> GIVEN RECORDS:
----------------

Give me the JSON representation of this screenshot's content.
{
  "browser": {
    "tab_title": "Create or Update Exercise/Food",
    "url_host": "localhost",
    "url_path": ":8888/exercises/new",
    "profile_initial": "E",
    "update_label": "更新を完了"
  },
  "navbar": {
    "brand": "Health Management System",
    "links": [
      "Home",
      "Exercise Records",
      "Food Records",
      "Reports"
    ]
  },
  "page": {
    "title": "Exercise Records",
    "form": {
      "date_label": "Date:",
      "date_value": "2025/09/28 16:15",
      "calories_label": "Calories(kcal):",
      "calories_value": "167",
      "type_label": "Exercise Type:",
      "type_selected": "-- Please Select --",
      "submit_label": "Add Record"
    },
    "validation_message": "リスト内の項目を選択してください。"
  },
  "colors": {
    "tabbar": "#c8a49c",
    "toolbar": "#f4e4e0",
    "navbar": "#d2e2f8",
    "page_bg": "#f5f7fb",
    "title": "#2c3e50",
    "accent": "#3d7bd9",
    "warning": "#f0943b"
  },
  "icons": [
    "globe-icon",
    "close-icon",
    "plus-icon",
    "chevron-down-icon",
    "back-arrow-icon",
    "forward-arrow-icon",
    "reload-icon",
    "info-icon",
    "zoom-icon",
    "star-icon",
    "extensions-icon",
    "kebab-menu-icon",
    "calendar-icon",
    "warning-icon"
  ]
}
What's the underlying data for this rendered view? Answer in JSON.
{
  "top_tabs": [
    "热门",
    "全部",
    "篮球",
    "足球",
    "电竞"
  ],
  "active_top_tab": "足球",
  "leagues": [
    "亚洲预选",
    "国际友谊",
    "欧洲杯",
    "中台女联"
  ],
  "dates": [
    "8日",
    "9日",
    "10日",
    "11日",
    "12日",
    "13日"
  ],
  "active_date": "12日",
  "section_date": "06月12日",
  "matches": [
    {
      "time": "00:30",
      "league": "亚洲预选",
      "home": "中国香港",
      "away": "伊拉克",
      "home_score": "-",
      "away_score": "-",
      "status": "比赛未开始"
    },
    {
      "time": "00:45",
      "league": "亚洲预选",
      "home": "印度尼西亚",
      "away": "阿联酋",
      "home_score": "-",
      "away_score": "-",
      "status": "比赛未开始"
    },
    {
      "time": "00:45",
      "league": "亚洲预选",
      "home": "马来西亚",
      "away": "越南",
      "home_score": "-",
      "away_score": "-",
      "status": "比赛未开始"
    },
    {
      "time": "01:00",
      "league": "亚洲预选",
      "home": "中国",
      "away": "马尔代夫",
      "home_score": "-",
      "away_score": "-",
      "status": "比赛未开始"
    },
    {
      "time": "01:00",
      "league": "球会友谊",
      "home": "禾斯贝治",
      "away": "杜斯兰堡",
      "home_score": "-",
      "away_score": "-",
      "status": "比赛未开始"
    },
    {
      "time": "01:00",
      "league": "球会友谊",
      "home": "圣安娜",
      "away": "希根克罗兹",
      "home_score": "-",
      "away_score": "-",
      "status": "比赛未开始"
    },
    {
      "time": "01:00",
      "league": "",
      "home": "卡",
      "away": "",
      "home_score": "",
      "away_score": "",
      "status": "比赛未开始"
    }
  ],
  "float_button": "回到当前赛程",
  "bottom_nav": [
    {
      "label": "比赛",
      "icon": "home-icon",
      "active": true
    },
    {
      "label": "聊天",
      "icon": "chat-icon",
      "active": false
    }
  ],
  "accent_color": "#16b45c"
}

----------------

> WHAT THIS TASK INVOLVES: Provide an exact reproduction of all the entries shown above.

> ANSWER BELOW:
Give me the JSON representation of this screenshot's content.
{
  "browser": {
    "tab_title": "Create or Update Exercise/Food",
    "url_host": "localhost",
    "url_path": ":8888/exercises/new",
    "profile_initial": "E",
    "update_label": "更新を完了"
  },
  "navbar": {
    "brand": "Health Management System",
    "links": [
      "Home",
      "Exercise Records",
      "Food Records",
      "Reports"
    ]
  },
  "page": {
    "title": "Exercise Records",
    "form": {
      "date_label": "Date:",
      "date_value": "2025/09/28 16:15",
      "calories_label": "Calories(kcal):",
      "calories_value": "167",
      "type_label": "Exercise Type:",
      "type_selected": "-- Please Select --",
      "submit_label": "Add Record"
    },
    "validation_message": "リスト内の項目を選択してください。"
  },
  "colors": {
    "tabbar": "#c8a49c",
    "toolbar": "#f4e4e0",
    "navbar": "#d2e2f8",
    "page_bg": "#f5f7fb",
    "title": "#2c3e50",
    "accent": "#3d7bd9",
    "warning": "#f0943b"
  },
  "icons": [
    "globe-icon",
    "close-icon",
    "plus-icon",
    "chevron-down-icon",
    "back-arrow-icon",
    "forward-arrow-icon",
    "reload-icon",
    "info-icon",
    "zoom-icon",
    "star-icon",
    "extensions-icon",
    "kebab-menu-icon",
    "calendar-icon",
    "warning-icon"
  ]
}
What's the underlying data for this rendered view? Answer in JSON.
{
  "top_tabs": [
    "热门",
    "全部",
    "篮球",
    "足球",
    "电竞"
  ],
  "active_top_tab": "足球",
  "leagues": [
    "亚洲预选",
    "国际友谊",
    "欧洲杯",
    "中台女联"
  ],
  "dates": [
    "8日",
    "9日",
    "10日",
    "11日",
    "12日",
    "13日"
  ],
  "active_date": "12日",
  "section_date": "06月12日",
  "matches": [
    {
      "time": "00:30",
      "league": "亚洲预选",
      "home": "中国香港",
      "away": "伊拉克",
      "home_score": "-",
      "away_score": "-",
      "status": "比赛未开始"
    },
    {
      "time": "00:45",
      "league": "亚洲预选",
      "home": "印度尼西亚",
      "away": "阿联酋",
      "home_score": "-",
      "away_score": "-",
      "status": "比赛未开始"
    },
    {
      "time": "00:45",
      "league": "亚洲预选",
      "home": "马来西亚",
      "away": "越南",
      "home_score": "-",
      "away_score": "-",
      "status": "比赛未开始"
    },
    {
      "time": "01:00",
      "league": "亚洲预选",
      "home": "中国",
      "away": "马尔代夫",
      "home_score": "-",
      "away_score": "-",
      "status": "比赛未开始"
    },
    {
      "time": "01:00",
      "league": "球会友谊",
      "home": "禾斯贝治",
      "away": "杜斯兰堡",
      "home_score": "-",
      "away_score": "-",
      "status": "比赛未开始"
    },
    {
      "time": "01:00",
      "league": "球会友谊",
      "home": "圣安娜",
      "away": "希根克罗兹",
      "home_score": "-",
      "away_score": "-",
      "status": "比赛未开始"
    },
    {
      "time": "01:00",
      "league": "",
      "home": "卡",
      "away": "",
      "home_score": "",
      "away_score": "",
      "status": "比赛未开始"
    }
  ],
  "float_button": "回到当前赛程",
  "bottom_nav": [
    {
      "label": "比赛",
      "icon": "home-icon",
      "active": true
    },
    {
      "label": "聊天",
      "icon": "chat-icon",
      "active": false
    }
  ],
  "accent_color": "#16b45c"
}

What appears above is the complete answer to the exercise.